Stored data entries:
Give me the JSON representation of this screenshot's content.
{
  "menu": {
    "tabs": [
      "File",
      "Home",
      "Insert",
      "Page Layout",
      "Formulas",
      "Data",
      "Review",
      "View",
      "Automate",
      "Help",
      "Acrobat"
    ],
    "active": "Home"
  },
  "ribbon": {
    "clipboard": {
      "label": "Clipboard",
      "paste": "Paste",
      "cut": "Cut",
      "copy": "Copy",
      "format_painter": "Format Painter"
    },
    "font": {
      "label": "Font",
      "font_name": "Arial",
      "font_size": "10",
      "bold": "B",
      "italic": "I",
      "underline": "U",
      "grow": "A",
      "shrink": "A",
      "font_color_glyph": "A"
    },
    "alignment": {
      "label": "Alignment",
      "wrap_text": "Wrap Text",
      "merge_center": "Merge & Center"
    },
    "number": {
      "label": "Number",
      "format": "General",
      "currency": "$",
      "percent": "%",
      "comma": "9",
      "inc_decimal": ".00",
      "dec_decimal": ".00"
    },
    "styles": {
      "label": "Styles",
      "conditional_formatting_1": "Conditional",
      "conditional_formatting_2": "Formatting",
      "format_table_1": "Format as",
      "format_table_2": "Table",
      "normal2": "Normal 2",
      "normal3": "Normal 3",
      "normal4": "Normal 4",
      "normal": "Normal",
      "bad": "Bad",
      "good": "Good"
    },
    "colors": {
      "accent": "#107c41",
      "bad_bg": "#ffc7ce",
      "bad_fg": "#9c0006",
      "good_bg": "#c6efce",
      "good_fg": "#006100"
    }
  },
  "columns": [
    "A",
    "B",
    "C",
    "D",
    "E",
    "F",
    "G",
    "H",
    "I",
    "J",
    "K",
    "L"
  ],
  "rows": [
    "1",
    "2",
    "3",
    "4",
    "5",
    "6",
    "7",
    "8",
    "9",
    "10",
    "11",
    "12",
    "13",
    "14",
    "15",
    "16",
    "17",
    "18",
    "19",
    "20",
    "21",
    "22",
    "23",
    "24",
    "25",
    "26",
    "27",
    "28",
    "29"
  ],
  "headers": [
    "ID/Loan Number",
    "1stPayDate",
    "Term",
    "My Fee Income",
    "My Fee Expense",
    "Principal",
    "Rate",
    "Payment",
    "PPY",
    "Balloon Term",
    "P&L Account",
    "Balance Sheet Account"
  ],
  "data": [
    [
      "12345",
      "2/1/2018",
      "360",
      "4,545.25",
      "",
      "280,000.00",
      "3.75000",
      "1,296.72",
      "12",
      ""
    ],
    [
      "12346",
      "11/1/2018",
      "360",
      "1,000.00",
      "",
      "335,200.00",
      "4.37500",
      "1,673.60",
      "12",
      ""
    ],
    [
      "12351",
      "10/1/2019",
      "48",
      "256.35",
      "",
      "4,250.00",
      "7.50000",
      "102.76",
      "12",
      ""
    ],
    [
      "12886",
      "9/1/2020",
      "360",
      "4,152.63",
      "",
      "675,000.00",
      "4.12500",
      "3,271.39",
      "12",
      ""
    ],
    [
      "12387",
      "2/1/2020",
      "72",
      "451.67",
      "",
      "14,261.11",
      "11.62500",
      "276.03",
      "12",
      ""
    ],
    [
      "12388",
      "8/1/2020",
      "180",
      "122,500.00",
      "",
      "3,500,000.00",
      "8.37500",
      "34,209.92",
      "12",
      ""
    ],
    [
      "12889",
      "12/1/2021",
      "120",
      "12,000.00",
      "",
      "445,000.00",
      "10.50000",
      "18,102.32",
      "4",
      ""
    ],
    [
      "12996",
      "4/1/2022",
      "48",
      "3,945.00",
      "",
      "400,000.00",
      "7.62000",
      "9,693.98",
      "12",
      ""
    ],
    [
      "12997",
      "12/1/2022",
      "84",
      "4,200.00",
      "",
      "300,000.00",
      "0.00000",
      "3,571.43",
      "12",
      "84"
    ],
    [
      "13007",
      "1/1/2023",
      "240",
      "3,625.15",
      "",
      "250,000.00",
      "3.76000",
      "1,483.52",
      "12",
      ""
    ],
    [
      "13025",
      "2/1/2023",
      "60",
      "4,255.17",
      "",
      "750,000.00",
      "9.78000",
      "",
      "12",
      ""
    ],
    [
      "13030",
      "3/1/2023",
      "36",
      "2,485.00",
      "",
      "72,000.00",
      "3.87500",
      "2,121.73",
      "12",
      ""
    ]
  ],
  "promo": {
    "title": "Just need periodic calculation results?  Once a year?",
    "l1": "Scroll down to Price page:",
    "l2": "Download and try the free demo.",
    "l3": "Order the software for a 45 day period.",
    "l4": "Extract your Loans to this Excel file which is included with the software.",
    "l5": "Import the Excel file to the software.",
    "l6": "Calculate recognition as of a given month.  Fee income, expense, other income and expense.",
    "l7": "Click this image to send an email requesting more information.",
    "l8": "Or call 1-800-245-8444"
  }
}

* Instruction *
Return all of the data exactly as it reads.

* The answer *
Give me the JSON representation of this screenshot's content.
{
  "menu": {
    "tabs": [
      "File",
      "Home",
      "Insert",
      "Page Layout",
      "Formulas",
      "Data",
      "Review",
      "View",
      "Automate",
      "Help",
      "Acrobat"
    ],
    "active": "Home"
  },
  "ribbon": {
    "clipboard": {
      "label": "Clipboard",
      "paste": "Paste",
      "cut": "Cut",
      "copy": "Copy",
      "format_painter": "Format Painter"
    },
    "font": {
      "label": "Font",
      "font_name": "Arial",
      "font_size": "10",
      "bold": "B",
      "italic": "I",
      "underline": "U",
      "grow": "A",
      "shrink": "A",
      "font_color_glyph": "A"
    },
    "alignment": {
      "label": "Alignment",
      "wrap_text": "Wrap Text",
      "merge_center": "Merge & Center"
    },
    "number": {
      "label": "Number",
      "format": "General",
      "currency": "$",
      "percent": "%",
      "comma": "9",
      "inc_decimal": ".00",
      "dec_decimal": ".00"
    },
    "styles": {
      "label": "Styles",
      "conditional_formatting_1": "Conditional",
      "conditional_formatting_2": "Formatting",
      "format_table_1": "Format as",
      "format_table_2": "Table",
      "normal2": "Normal 2",
      "normal3": "Normal 3",
      "normal4": "Normal 4",
      "normal": "Normal",
      "bad": "Bad",
      "good": "Good"
    },
    "colors": {
      "accent": "#107c41",
      "bad_bg": "#ffc7ce",
      "bad_fg": "#9c0006",
      "good_bg": "#c6efce",
      "good_fg": "#006100"
    }
  },
  "columns": [
    "A",
    "B",
    "C",
    "D",
    "E",
    "F",
    "G",
    "H",
    "I",
    "J",
    "K",
    "L"
  ],
  "rows": [
    "1",
    "2",
    "3",
    "4",
    "5",
    "6",
    "7",
    "8",
    "9",
    "10",
    "11",
    "12",
    "13",
    "14",
    "15",
    "16",
    "17",
    "18",
    "19",
    "20",
    "21",
    "22",
    "23",
    "24",
    "25",
    "26",
    "27",
    "28",
    "29"
  ],
  "headers": [
    "ID/Loan Number",
    "1stPayDate",
    "Term",
    "My Fee Income",
    "My Fee Expense",
    "Principal",
    "Rate",
    "Payment",
    "PPY",
    "Balloon Term",
    "P&L Account",
    "Balance Sheet Account"
  ],
  "data": [
    [
      "12345",
      "2/1/2018",
      "360",
      "4,545.25",
      "",
      "280,000.00",
      "3.75000",
      "1,296.72",
      "12",
      ""
    ],
    [
      "12346",
      "11/1/2018",
      "360",
      "1,000.00",
      "",
      "335,200.00",
      "4.37500",
      "1,673.60",
      "12",
      ""
    ],
    [
      "12351",
      "10/1/2019",
      "48",
      "256.35",
      "",
      "4,250.00",
      "7.50000",
      "102.76",
      "12",
      ""
    ],
    [
      "12886",
      "9/1/2020",
      "360",
      "4,152.63",
      "",
      "675,000.00",
      "4.12500",
      "3,271.39",
      "12",
      ""
    ],
    [
      "12387",
      "2/1/2020",
      "72",
      "451.67",
      "",
      "14,261.11",
      "11.62500",
      "276.03",
      "12",
      ""
    ],
    [
      "12388",
      "8/1/2020",
      "180",
      "122,500.00",
      "",
      "3,500,000.00",
      "8.37500",
      "34,209.92",
      "12",
      ""
    ],
    [
      "12889",
      "12/1/2021",
      "120",
      "12,000.00",
      "",
      "445,000.00",
      "10.50000",
      "18,102.32",
      "4",
      ""
    ],
    [
      "12996",
      "4/1/2022",
      "48",
      "3,945.00",
      "",
      "400,000.00",
      "7.62000",
      "9,693.98",
      "12",
      ""
    ],
    [
      "12997",
      "12/1/2022",
      "84",
      "4,200.00",
      "",
      "300,000.00",
      "0.00000",
      "3,571.43",
      "12",
      "84"
    ],
    [
      "13007",
      "1/1/2023",
      "240",
      "3,625.15",
      "",
      "250,000.00",
      "3.76000",
      "1,483.52",
      "12",
      ""
    ],
    [
      "13025",
      "2/1/2023",
      "60",
      "4,255.17",
      "",
      "750,000.00",
      "9.78000",
      "",
      "12",
      ""
    ],
    [
      "13030",
      "3/1/2023",
      "36",
      "2,485.00",
      "",
      "72,000.00",
      "3.87500",
      "2,121.73",
      "12",
      ""
    ]
  ],
  "promo": {
    "title": "Just need periodic calculation results?  Once a year?",
    "l1": "Scroll down to Price page:",
    "l2": "Download and try the free demo.",
    "l3": "Order the software for a 45 day period.",
    "l4": "Extract your Loans to this Excel file which is included with the software.",
    "l5": "Import the Excel file to the software.",
    "l6": "Calculate recognition as of a given month.  Fee income, expense, other income and expense.",
    "l7": "Click this image to send an email requesting more information.",
    "l8": "Or call 1-800-245-8444"
  }
}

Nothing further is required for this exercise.